Quote the listing below in its entirety.

=== RECORDS PROVIDED ===

* * * * * * * * *

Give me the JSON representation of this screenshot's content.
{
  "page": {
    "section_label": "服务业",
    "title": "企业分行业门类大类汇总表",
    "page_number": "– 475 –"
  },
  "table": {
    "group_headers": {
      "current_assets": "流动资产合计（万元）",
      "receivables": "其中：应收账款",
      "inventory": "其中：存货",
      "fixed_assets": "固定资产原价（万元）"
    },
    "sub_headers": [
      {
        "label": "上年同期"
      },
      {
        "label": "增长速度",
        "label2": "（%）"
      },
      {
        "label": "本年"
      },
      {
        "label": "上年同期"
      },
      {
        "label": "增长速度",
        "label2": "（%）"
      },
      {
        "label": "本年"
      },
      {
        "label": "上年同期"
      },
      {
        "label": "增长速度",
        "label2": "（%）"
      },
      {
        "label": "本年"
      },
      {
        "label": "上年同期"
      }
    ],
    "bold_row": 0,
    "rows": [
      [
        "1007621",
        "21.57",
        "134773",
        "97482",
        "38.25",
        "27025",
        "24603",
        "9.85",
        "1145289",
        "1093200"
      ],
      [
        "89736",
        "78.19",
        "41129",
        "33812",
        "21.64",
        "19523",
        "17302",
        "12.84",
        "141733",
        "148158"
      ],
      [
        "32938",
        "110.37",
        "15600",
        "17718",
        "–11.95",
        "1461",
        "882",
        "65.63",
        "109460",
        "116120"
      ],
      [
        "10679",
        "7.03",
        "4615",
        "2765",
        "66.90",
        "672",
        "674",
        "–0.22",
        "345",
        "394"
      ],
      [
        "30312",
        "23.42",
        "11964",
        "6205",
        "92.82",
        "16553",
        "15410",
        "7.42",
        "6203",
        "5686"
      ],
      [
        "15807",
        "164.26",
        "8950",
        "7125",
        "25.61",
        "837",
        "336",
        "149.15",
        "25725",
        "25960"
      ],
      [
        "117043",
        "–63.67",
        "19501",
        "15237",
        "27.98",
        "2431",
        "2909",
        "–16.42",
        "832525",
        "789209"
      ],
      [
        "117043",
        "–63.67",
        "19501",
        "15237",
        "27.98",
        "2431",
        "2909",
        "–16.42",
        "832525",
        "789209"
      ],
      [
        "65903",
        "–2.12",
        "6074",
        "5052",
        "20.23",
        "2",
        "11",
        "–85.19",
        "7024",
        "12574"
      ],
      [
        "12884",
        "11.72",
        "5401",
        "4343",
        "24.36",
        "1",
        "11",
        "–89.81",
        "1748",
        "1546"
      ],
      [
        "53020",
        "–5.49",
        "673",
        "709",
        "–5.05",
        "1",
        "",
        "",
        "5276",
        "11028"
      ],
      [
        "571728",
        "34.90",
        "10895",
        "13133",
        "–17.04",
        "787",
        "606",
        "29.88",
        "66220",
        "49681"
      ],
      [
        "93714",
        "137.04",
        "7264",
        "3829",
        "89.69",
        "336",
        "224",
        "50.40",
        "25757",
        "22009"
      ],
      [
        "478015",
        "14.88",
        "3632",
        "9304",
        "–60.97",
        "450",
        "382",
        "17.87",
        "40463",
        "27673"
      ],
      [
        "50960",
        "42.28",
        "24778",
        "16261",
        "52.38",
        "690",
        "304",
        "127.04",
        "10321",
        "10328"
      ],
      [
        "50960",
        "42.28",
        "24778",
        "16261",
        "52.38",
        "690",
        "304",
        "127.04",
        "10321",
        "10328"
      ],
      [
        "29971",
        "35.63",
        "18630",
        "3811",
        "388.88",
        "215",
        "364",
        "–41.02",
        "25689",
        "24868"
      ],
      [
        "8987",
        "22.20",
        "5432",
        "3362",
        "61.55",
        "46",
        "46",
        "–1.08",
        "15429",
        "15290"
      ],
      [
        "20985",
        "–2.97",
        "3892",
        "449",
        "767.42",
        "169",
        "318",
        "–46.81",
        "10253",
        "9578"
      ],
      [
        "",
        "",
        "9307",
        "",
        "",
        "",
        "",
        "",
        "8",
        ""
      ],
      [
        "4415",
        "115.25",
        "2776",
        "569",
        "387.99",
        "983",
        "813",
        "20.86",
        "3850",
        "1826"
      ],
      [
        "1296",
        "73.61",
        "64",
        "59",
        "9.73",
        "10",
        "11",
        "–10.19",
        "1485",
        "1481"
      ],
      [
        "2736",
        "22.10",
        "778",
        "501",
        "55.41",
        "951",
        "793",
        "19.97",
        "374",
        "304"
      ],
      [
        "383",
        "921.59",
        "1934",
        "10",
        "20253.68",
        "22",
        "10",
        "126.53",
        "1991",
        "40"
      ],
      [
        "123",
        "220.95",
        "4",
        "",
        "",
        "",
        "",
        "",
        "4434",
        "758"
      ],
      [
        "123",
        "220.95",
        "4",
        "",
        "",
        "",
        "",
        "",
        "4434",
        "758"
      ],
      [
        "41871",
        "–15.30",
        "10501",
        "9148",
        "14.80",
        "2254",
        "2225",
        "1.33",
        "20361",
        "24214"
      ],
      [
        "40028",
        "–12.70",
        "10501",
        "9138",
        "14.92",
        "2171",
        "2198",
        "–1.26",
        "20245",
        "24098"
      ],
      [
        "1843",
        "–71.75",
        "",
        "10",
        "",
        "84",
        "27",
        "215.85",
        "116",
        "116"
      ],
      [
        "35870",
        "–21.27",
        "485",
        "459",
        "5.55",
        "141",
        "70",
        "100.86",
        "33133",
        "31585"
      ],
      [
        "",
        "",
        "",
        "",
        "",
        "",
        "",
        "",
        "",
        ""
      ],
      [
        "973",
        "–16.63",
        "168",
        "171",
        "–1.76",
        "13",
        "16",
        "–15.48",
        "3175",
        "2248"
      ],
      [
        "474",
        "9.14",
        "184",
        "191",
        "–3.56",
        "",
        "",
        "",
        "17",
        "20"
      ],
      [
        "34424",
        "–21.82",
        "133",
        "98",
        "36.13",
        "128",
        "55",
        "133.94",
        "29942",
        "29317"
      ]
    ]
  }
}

* * * * * * * * *

=== SOLVED PROBLEM ===
Give me the JSON representation of this screenshot's content.
{
  "page": {
    "section_label": "服务业",
    "title": "企业分行业门类大类汇总表",
    "page_number": "– 475 –"
  },
  "table": {
    "group_headers": {
      "current_assets": "流动资产合计（万元）",
      "receivables": "其中：应收账款",
      "inventory": "其中：存货",
      "fixed_assets": "固定资产原价（万元）"
    },
    "sub_headers": [
      {
        "label": "上年同期"
      },
      {
        "label": "增长速度",
        "label2": "（%）"
      },
      {
        "label": "本年"
      },
      {
        "label": "上年同期"
      },
      {
        "label": "增长速度",
        "label2": "（%）"
      },
      {
        "label": "本年"
      },
      {
        "label": "上年同期"
      },
      {
        "label": "增长速度",
        "label2": "（%）"
      },
      {
        "label": "本年"
      },
      {
        "label": "上年同期"
      }
    ],
    "bold_row": 0,
    "rows": [
      [
        "1007621",
        "21.57",
        "134773",
        "97482",
        "38.25",
        "27025",
        "24603",
        "9.85",
        "1145289",
        "1093200"
      ],
      [
        "89736",
        "78.19",
        "41129",
        "33812",
        "21.64",
        "19523",
        "17302",
        "12.84",
        "141733",
        "148158"
      ],
      [
        "32938",
        "110.37",
        "15600",
        "17718",
        "–11.95",
        "1461",
        "882",
        "65.63",
        "109460",
        "116120"
      ],
      [
        "10679",
        "7.03",
        "4615",
        "2765",
        "66.90",
        "672",
        "674",
        "–0.22",
        "345",
        "394"
      ],
      [
        "30312",
        "23.42",
        "11964",
        "6205",
        "92.82",
        "16553",
        "15410",
        "7.42",
        "6203",
        "5686"
      ],
      [
        "15807",
        "164.26",
        "8950",
        "7125",
        "25.61",
        "837",
        "336",
        "149.15",
        "25725",
        "25960"
      ],
      [
        "117043",
        "–63.67",
        "19501",
        "15237",
        "27.98",
        "2431",
        "2909",
        "–16.42",
        "832525",
        "789209"
      ],
      [
        "117043",
        "–63.67",
        "19501",
        "15237",
        "27.98",
        "2431",
        "2909",
        "–16.42",
        "832525",
        "789209"
      ],
      [
        "65903",
        "–2.12",
        "6074",
        "5052",
        "20.23",
        "2",
        "11",
        "–85.19",
        "7024",
        "12574"
      ],
      [
        "12884",
        "11.72",
        "5401",
        "4343",
        "24.36",
        "1",
        "11",
        "–89.81",
        "1748",
        "1546"
      ],
      [
        "53020",
        "–5.49",
        "673",
        "709",
        "–5.05",
        "1",
        "",
        "",
        "5276",
        "11028"
      ],
      [
        "571728",
        "34.90",
        "10895",
        "13133",
        "–17.04",
        "787",
        "606",
        "29.88",
        "66220",
        "49681"
      ],
      [
        "93714",
        "137.04",
        "7264",
        "3829",
        "89.69",
        "336",
        "224",
        "50.40",
        "25757",
        "22009"
      ],
      [
        "478015",
        "14.88",
        "3632",
        "9304",
        "–60.97",
        "450",
        "382",
        "17.87",
        "40463",
        "27673"
      ],
      [
        "50960",
        "42.28",
        "24778",
        "16261",
        "52.38",
        "690",
        "304",
        "127.04",
        "10321",
        "10328"
      ],
      [
        "50960",
        "42.28",
        "24778",
        "16261",
        "52.38",
        "690",
        "304",
        "127.04",
        "10321",
        "10328"
      ],
      [
        "29971",
        "35.63",
        "18630",
        "3811",
        "388.88",
        "215",
        "364",
        "–41.02",
        "25689",
        "24868"
      ],
      [
        "8987",
        "22.20",
        "5432",
        "3362",
        "61.55",
        "46",
        "46",
        "–1.08",
        "15429",
        "15290"
      ],
      [
        "20985",
        "–2.97",
        "3892",
        "449",
        "767.42",
        "169",
        "318",
        "–46.81",
        "10253",
        "9578"
      ],
      [
        "",
        "",
        "9307",
        "",
        "",
        "",
        "",
        "",
        "8",
        ""
      ],
      [
        "4415",
        "115.25",
        "2776",
        "569",
        "387.99",
        "983",
        "813",
        "20.86",
        "3850",
        "1826"
      ],
      [
        "1296",
        "73.61",
        "64",
        "59",
        "9.73",
        "10",
        "11",
        "–10.19",
        "1485",
        "1481"
      ],
      [
        "2736",
        "22.10",
        "778",
        "501",
        "55.41",
        "951",
        "793",
        "19.97",
        "374",
        "304"
      ],
      [
        "383",
        "921.59",
        "1934",
        "10",
        "20253.68",
        "22",
        "10",
        "126.53",
        "1991",
        "40"
      ],
      [
        "123",
        "220.95",
        "4",
        "",
        "",
        "",
        "",
        "",
        "4434",
        "758"
      ],
      [
        "123",
        "220.95",
        "4",
        "",
        "",
        "",
        "",
        "",
        "4434",
        "758"
      ],
      [
        "41871",
        "–15.30",
        "10501",
        "9148",
        "14.80",
        "2254",
        "2225",
        "1.33",
        "20361",
        "24214"
      ],
      [
        "40028",
        "–12.70",
        "10501",
        "9138",
        "14.92",
        "2171",
        "2198",
        "–1.26",
        "20245",
        "24098"
      ],
      [
        "1843",
        "–71.75",
        "",
        "10",
        "",
        "84",
        "27",
        "215.85",
        "116",
        "116"
      ],
      [
        "35870",
        "–21.27",
        "485",
        "459",
        "5.55",
        "141",
        "70",
        "100.86",
        "33133",
        "31585"
      ],
      [
        "",
        "",
        "",
        "",
        "",
        "",
        "",
        "",
        "",
        ""
      ],
      [
        "973",
        "–16.63",
        "168",
        "171",
        "–1.76",
        "13",
        "16",
        "–15.48",
        "3175",
        "2248"
      ],
      [
        "474",
        "9.14",
        "184",
        "191",
        "–3.56",
        "",
        "",
        "",
        "17",
        "20"
      ],
      [
        "34424",
        "–21.82",
        "133",
        "98",
        "36.13",
        "128",
        "55",
        "133.94",
        "29942",
        "29317"
      ]
    ]
  }
}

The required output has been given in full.